Reading passage –
Ellen Page and Micheal Cera in the 2007 Oscar-winning film "Juno". Photo / Supplied
When Diablo Cody set out to write her first screenplay more than a decade ago, she said her inspiration came from one question: "What's a story that's never been told?"
With that, the 2007 Oscar-winning film "Juno" was born - a coming-of-age comedy chronicling the ups and downs in the life of a 16-year-old girl who gets pregnant unexpectedly and decides to give her baby up for adoption.
But as states nationwide are passing or working to pass highly restrictive abortion bills this week, Cody appears to be rethinking the movie that launched her career.
"I don't even know if I would have written a movie like 'Juno' if I had known that the world was going to spiral into this hellish alternate reality that we now seem to be stuck in," the 40-year-old said in an interview on the "Keep It" podcast released Wednesday.
That same day, Alabama Gov. Kay Ivey, R, signed off on the nation's strictest abortion legislation, which does not include exceptions for victims of rape and incest. Last week, Georgia Gov. Brian Kemp, R, signed a "heartbeat bill" into law banning abortions after doctors can detect a "fetal heartbeat in the womb," which usually occurs at around six weeks. At that point, many women don't even know whether they are pregnant.
"The Georgia thing is horrifying," Cody said on the podcast. "It's honestly something I've been kind of thinking about continuously in an endless dark feedback loop. It sucks so . . . bad."
When she was asked if a modern-day rewrite of "Juno," which was set in Minnesota, would instead feature the main character grappling with Georgia's abortion law, Cody hesitated.

Work instructions –
[A] Transcribe the part of the Diablo Cody article that begins at the words "But as states" and stops after the words "they are pregnant.".
[B] According to the Diablo Cody article, what gave Cody the inspiration for her first screenplay? Answer in one to three sentences.
[C] In the Diablo Cody article, what state was "Juno" set in?
The data has no connection to the Diablo Cody article.

Records shown –
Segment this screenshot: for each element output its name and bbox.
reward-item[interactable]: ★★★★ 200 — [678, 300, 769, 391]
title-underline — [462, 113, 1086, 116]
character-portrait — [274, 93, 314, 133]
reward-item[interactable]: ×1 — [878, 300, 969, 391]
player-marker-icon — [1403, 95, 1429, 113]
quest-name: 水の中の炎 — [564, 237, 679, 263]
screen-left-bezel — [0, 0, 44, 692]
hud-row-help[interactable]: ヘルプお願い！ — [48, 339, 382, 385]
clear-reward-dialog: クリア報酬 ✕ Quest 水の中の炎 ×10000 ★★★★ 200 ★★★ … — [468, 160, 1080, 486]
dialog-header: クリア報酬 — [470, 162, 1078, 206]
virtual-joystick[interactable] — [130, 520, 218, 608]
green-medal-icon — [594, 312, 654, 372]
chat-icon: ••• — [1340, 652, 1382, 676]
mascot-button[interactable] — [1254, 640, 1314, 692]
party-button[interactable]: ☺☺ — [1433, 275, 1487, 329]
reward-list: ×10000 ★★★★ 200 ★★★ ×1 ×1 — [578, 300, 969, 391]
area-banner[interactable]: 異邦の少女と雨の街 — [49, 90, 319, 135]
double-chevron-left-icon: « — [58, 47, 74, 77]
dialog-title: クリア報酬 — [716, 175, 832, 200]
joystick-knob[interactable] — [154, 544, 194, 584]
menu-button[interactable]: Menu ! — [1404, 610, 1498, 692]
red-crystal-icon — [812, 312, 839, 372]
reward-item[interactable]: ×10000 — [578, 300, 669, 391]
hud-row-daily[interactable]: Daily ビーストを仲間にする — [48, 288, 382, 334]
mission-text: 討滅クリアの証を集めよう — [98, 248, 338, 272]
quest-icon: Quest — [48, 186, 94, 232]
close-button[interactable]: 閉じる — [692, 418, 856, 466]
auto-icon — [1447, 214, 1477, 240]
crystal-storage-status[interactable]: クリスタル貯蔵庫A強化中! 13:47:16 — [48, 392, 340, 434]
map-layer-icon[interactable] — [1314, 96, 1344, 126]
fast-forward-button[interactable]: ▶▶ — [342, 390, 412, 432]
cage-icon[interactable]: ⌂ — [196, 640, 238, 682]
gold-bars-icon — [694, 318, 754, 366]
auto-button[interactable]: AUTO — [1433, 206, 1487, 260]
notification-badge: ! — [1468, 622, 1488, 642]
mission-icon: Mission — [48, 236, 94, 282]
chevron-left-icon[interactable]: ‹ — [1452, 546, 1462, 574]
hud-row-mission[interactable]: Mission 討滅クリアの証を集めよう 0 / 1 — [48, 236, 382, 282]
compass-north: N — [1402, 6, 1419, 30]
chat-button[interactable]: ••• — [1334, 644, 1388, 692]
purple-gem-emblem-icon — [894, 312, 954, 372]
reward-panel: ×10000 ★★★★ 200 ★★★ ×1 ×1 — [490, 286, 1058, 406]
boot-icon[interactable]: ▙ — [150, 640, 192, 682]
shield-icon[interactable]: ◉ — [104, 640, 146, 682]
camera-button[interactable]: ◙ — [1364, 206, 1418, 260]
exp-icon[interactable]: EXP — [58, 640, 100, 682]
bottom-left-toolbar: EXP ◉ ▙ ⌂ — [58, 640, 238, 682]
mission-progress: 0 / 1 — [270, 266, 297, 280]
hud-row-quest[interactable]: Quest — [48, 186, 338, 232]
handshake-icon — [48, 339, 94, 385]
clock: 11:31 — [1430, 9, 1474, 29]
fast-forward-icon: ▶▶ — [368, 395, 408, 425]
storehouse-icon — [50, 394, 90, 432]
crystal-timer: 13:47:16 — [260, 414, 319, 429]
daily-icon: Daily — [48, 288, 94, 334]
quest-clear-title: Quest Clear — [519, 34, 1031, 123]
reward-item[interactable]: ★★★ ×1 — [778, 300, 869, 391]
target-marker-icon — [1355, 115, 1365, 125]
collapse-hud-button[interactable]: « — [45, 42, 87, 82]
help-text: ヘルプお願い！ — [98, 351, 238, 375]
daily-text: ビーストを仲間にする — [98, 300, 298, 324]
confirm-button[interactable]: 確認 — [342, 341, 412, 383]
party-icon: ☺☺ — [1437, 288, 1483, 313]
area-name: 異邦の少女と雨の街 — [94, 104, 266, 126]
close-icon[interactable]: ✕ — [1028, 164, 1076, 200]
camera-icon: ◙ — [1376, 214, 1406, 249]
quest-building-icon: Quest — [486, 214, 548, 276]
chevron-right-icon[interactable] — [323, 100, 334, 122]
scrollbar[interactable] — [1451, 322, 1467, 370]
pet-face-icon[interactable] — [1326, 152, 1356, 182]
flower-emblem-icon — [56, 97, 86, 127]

Responses for each task –
[A]
But as states nationwide are passing or working to pass highly restrictive abortion bills this week, Cody appears to be rethinking the movie that launched her career.
"I don't even know if I would have written a movie like 'Juno' if I had known that the world was going to spiral into this hellish alternate reality that we now seem to be stuck in," the 40-year-old said in an interview on the "Keep It" podcast released Wednesday.
That same day, Alabama Gov. Kay Ivey, R, signed off on the nation's strictest abortion legislation, which does not include exceptions for victims of rape and incest. Last week, Georgia Gov. Brian Kemp, R, signed a "heartbeat bill" into law banning abortions after doctors can detect a "fetal heartbeat in the womb," which usually occurs at around six weeks. At that point, many women don't even know whether they are pregnant.

[B] Cody said her inspiration came from one question: "What's a story that's never been told?" That question led to the 2007 film "Juno."

[C] Minnesota.